GIVEN ENTRIES -
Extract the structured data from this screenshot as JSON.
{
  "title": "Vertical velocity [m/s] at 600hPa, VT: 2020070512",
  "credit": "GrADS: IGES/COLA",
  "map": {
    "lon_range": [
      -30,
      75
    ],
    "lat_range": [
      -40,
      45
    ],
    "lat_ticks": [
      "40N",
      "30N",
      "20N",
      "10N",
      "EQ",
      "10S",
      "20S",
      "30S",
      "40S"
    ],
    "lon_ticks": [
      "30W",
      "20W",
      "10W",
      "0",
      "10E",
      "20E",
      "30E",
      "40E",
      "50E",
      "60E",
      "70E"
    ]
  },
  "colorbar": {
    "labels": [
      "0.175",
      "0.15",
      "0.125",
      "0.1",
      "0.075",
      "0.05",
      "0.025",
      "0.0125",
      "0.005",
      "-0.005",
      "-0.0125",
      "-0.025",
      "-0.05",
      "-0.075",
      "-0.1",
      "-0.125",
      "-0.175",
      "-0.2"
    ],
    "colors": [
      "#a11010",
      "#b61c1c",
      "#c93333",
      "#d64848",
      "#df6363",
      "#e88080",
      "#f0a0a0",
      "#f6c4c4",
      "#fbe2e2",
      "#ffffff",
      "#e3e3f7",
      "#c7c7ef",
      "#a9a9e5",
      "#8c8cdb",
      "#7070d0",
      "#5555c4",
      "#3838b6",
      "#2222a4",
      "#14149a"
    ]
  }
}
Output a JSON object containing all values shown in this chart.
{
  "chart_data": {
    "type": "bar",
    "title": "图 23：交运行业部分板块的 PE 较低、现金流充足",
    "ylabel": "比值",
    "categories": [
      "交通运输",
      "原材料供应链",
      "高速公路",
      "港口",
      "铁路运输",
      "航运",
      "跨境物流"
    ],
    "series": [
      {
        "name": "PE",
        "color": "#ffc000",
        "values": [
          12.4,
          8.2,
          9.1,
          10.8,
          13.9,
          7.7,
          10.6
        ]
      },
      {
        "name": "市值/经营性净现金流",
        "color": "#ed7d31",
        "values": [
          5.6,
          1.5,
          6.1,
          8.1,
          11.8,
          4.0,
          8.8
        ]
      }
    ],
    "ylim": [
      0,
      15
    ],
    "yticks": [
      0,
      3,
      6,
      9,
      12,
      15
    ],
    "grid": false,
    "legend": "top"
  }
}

WORK INSTRUCTIONS -
Return only the count of lines in the records that hold the word "title".

OUTPUT FOR THIS EXERCISE -
2